> [EXERCISE PROMPT]:
Search the material below for the word "moins" and copy every line in which it occurs.

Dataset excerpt
»»
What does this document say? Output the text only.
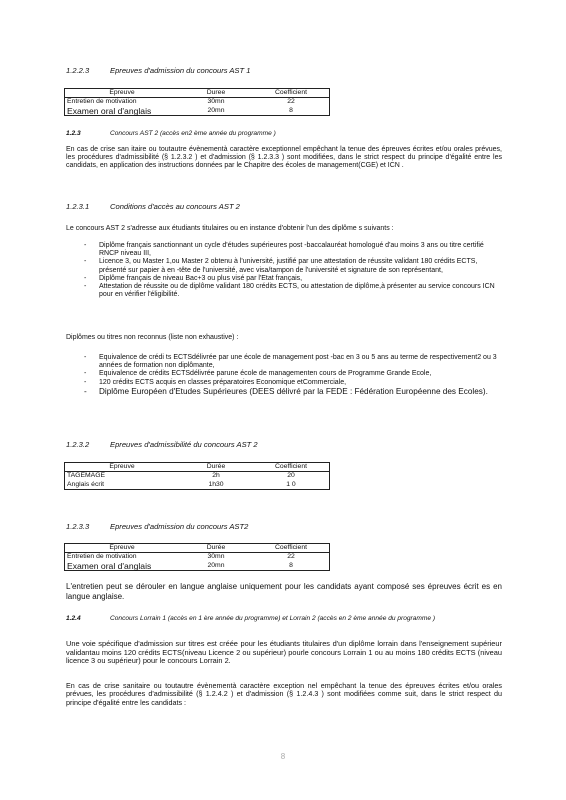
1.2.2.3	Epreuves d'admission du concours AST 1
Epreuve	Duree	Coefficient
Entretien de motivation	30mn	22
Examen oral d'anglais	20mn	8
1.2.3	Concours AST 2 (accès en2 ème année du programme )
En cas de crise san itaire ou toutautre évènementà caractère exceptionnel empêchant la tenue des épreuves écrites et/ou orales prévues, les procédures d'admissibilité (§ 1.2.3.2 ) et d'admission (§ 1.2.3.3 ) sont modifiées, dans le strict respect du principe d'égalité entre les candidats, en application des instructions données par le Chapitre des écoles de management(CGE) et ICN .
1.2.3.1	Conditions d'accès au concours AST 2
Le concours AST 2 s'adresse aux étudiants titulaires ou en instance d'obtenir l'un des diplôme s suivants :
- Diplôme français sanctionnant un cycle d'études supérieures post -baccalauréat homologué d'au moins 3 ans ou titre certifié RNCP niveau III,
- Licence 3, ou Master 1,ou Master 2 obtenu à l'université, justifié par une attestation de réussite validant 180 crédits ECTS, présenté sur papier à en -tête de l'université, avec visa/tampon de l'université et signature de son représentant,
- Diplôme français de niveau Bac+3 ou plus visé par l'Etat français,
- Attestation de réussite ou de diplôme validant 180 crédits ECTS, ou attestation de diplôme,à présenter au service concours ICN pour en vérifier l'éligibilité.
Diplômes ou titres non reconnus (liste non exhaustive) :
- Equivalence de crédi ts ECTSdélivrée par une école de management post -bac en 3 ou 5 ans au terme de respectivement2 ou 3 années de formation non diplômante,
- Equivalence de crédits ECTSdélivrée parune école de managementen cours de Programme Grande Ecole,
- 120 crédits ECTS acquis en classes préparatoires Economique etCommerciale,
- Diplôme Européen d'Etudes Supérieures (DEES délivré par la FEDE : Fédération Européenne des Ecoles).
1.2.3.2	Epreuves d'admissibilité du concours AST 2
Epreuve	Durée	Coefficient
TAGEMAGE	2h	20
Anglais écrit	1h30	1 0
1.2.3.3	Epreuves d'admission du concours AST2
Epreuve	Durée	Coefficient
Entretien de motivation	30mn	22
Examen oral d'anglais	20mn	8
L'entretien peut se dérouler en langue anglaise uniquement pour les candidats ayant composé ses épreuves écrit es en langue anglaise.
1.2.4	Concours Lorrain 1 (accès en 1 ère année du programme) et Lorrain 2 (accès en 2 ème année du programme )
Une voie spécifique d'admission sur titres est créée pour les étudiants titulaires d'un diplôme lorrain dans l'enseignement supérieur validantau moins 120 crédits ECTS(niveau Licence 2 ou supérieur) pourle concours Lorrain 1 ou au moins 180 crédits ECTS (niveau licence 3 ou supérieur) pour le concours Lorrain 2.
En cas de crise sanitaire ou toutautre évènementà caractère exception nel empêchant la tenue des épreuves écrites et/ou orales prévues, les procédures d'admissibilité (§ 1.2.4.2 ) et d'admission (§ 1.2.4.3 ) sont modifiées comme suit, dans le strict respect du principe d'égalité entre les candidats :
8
««
> [THE SOLUTION]:
- Diplôme français sanctionnant un cycle d'études supérieures post -baccalauréat homologué d'au moins 3 ans ou titre certifié RNCP niveau III,
Une voie spécifique d'admission sur titres est créée pour les étudiants titulaires d'un diplôme lorrain dans l'enseignement supérieur validantau moins 120 crédits ECTS(niveau Licence 2 ou supérieur) pourle concours Lorrain 1 ou au moins 180 crédits ECTS (niveau licence 3 ou supérieur) pour le concours Lorrain 2.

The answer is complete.